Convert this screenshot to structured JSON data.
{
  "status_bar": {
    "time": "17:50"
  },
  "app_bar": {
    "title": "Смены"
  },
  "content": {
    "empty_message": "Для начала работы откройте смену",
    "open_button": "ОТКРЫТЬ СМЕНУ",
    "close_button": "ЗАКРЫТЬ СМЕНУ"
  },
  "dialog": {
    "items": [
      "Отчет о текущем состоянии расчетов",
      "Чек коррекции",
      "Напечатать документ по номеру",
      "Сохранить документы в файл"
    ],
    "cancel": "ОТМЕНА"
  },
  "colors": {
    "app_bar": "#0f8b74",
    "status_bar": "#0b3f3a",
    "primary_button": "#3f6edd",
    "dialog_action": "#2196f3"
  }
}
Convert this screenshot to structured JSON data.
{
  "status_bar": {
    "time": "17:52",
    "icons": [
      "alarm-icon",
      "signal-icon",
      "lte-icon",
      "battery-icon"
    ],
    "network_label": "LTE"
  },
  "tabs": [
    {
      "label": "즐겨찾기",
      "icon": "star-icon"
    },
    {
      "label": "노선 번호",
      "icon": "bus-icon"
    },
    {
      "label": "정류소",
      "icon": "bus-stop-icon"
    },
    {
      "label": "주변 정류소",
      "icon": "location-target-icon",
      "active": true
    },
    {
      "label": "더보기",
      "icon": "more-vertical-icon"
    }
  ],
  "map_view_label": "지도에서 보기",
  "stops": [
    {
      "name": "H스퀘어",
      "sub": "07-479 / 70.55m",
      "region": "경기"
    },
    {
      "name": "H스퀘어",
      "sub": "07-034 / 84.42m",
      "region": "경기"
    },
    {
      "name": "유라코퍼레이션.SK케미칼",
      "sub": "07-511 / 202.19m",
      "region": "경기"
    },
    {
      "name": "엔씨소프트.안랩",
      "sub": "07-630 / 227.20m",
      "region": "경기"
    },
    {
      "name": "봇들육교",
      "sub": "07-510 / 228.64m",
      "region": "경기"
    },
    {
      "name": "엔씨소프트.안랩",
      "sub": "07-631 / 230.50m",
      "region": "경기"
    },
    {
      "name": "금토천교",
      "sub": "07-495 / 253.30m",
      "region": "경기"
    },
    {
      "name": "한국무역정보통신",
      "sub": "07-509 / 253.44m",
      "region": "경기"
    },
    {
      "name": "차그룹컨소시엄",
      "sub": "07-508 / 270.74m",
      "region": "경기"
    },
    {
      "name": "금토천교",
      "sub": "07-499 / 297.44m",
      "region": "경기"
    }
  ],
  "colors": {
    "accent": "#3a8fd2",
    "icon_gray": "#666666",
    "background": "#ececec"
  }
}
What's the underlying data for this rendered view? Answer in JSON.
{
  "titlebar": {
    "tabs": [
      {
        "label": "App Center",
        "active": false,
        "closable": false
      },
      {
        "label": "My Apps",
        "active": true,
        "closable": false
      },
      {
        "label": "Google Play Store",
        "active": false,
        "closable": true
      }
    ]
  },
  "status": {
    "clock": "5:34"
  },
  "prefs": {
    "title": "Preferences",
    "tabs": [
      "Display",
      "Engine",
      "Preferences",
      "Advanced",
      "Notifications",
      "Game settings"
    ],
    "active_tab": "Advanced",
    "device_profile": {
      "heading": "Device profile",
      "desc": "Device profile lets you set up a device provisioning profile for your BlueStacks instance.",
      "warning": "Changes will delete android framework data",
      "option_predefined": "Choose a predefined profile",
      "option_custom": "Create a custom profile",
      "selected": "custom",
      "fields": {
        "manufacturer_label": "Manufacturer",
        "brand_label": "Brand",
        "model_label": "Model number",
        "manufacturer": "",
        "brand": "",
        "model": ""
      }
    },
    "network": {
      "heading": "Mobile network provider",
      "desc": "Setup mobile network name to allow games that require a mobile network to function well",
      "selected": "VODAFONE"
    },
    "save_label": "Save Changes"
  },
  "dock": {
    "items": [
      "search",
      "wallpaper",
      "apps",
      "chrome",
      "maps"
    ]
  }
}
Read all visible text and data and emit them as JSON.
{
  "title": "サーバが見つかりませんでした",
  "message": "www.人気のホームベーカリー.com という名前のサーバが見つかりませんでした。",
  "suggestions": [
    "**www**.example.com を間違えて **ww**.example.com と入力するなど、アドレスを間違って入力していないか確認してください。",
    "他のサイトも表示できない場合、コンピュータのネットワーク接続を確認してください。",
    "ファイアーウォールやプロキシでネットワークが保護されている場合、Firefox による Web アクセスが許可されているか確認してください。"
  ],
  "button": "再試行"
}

---

• What you will do: Count the lines in the records above that contain the word "Changes", and give only the number.

• Written answer: 2